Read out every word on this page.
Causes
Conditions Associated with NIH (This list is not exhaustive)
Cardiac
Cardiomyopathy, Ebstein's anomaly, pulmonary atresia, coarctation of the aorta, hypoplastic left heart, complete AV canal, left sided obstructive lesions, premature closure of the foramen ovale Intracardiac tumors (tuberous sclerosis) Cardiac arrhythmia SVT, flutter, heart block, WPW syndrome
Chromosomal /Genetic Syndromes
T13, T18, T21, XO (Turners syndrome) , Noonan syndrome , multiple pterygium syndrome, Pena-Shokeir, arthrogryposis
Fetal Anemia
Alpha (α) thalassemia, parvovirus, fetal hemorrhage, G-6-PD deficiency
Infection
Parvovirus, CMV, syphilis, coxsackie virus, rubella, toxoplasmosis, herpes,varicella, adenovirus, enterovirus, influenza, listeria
--
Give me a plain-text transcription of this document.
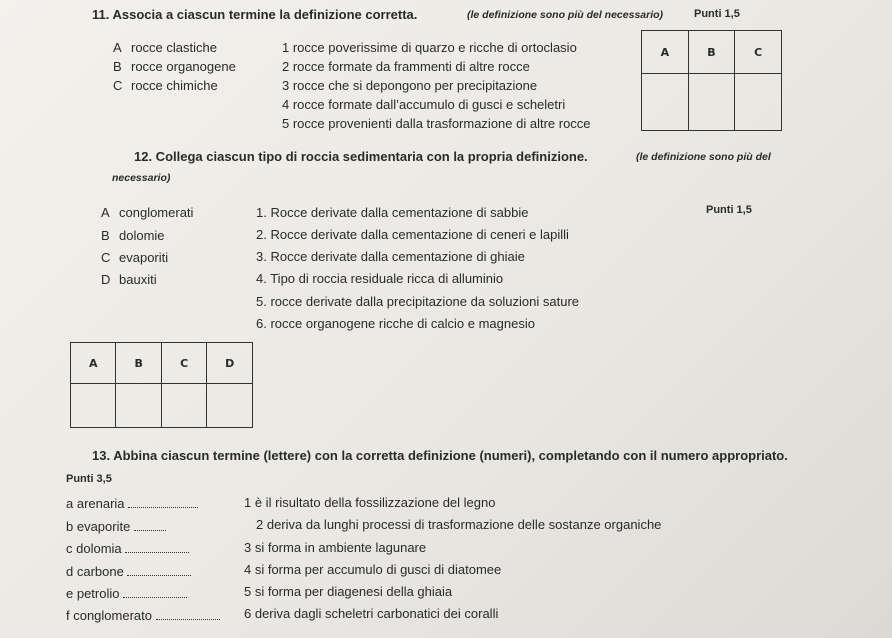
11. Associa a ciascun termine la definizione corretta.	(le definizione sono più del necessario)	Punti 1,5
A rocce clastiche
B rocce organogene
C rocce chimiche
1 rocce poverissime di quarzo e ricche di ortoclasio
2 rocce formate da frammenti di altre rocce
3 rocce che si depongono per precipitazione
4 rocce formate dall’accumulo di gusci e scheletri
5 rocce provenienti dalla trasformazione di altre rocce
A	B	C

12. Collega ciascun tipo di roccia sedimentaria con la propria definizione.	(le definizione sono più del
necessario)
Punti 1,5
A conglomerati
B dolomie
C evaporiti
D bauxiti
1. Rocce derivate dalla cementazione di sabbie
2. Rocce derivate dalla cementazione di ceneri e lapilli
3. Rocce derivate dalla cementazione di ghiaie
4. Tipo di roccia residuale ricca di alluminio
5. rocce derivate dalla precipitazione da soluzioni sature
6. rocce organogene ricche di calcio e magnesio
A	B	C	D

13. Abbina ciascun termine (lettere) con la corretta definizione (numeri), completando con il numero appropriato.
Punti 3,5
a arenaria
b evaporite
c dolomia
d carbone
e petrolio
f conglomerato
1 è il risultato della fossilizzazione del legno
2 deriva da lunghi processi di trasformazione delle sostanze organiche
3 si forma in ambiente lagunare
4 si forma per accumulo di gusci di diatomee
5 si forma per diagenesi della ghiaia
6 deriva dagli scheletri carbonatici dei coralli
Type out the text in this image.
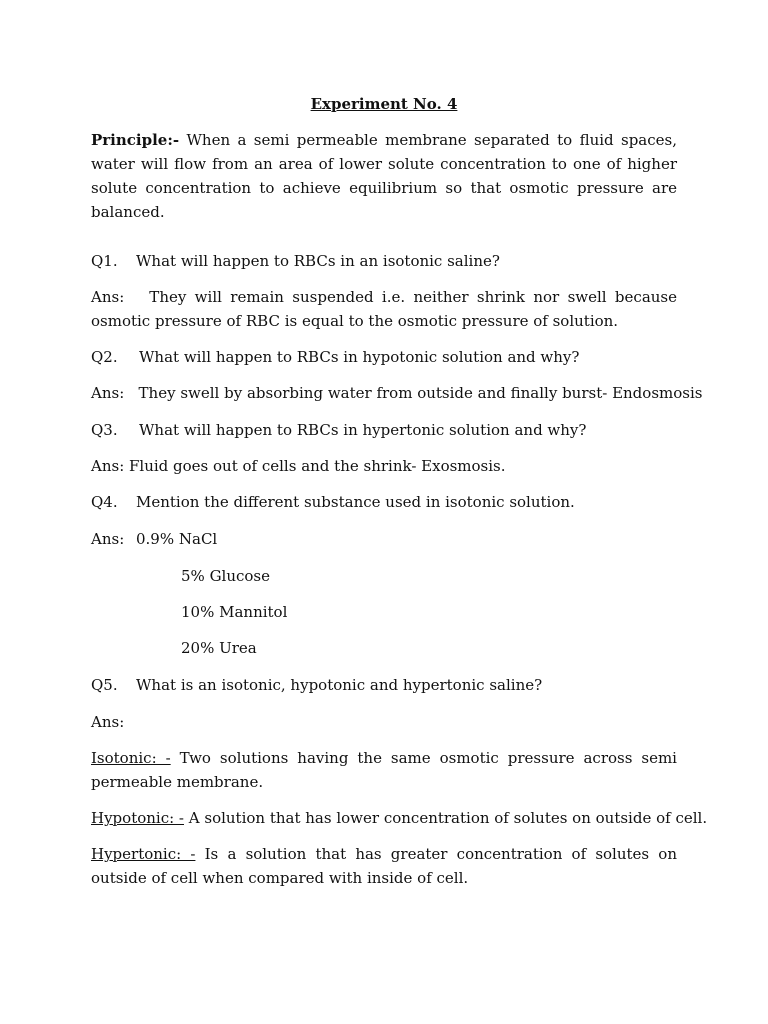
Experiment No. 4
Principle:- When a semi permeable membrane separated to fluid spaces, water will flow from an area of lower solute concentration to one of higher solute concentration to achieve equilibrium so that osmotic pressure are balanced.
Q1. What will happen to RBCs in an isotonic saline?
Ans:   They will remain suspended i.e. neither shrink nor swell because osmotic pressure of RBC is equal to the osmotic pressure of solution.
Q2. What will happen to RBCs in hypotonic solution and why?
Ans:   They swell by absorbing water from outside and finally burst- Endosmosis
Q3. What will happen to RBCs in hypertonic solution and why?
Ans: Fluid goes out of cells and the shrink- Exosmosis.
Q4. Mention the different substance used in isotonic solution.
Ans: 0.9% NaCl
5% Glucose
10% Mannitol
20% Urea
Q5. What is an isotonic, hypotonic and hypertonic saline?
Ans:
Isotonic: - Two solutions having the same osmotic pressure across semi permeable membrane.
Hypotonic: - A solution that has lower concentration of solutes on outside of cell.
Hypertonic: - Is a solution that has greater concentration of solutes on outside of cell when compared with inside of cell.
---
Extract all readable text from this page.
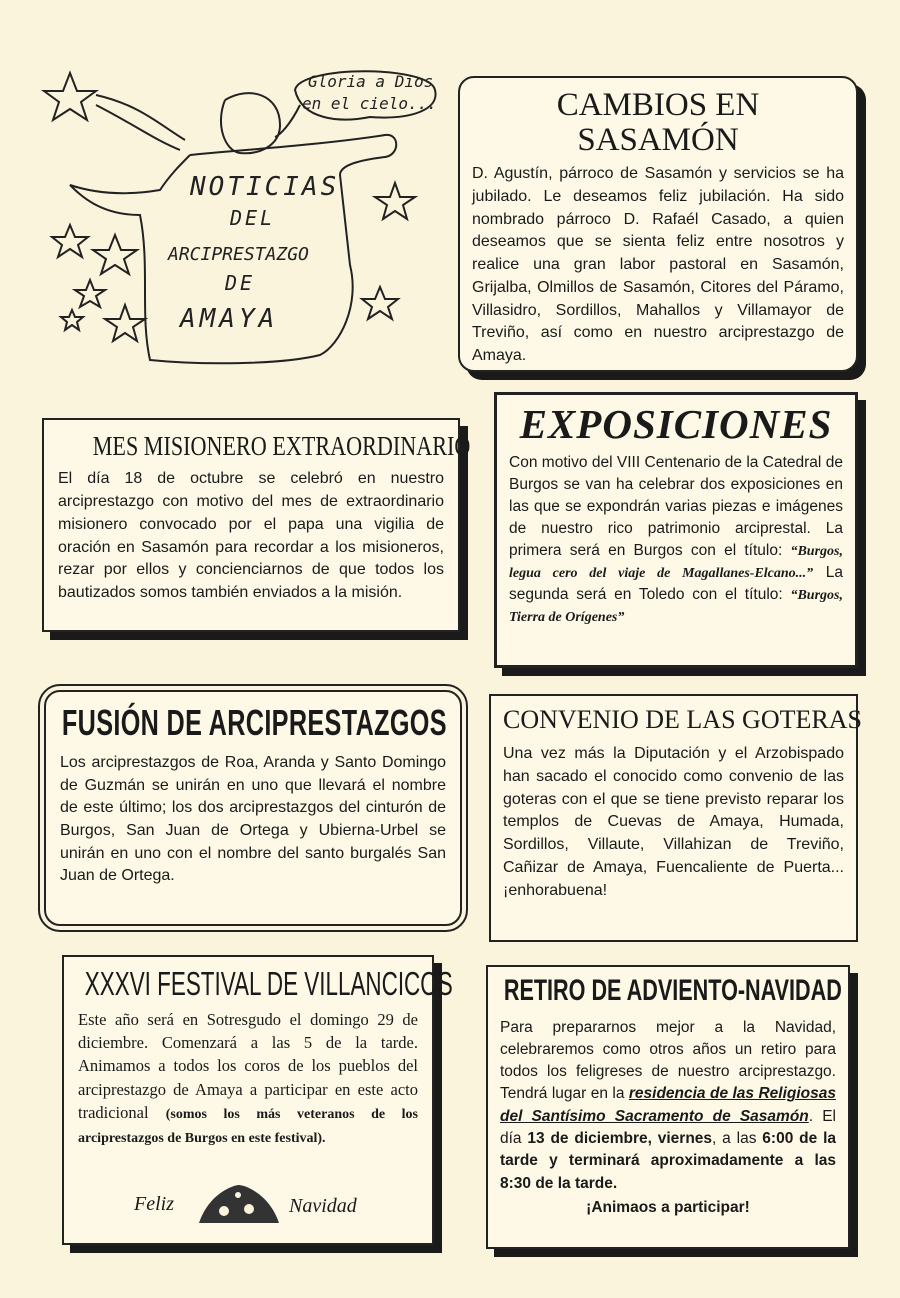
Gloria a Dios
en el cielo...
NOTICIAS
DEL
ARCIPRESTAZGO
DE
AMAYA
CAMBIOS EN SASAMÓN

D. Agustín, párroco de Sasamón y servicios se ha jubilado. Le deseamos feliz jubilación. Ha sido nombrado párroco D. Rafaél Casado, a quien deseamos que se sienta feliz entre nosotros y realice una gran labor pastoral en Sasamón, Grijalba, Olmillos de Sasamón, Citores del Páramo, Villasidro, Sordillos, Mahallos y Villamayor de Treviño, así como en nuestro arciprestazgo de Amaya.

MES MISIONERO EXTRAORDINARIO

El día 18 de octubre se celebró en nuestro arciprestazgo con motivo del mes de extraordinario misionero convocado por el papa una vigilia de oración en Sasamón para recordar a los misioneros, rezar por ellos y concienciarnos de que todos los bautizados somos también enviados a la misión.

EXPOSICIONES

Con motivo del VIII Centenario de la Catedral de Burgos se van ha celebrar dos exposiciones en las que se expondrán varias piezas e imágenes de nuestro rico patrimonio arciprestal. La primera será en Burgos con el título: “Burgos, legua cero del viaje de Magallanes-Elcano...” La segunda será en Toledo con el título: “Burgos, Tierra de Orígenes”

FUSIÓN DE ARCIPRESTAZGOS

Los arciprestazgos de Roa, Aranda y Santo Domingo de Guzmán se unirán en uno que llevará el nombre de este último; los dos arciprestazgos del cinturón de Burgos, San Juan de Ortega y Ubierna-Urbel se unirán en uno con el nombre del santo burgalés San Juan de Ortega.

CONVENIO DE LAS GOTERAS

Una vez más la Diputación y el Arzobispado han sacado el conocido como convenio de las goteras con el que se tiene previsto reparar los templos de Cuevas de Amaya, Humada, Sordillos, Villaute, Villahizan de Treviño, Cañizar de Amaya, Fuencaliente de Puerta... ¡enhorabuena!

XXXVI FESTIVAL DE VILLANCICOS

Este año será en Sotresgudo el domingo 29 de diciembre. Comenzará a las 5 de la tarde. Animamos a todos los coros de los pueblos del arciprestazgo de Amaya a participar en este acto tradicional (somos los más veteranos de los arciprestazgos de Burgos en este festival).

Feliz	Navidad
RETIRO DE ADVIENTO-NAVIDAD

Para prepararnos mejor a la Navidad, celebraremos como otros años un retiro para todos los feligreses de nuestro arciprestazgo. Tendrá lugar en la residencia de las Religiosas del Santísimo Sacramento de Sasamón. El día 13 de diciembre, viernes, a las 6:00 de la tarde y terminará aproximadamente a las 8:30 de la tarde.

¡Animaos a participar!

■ Exercise instructions ■
Using the material above, work out the number of lines that include "lower" and answer with that number by itself.

■ Exercise response ■
2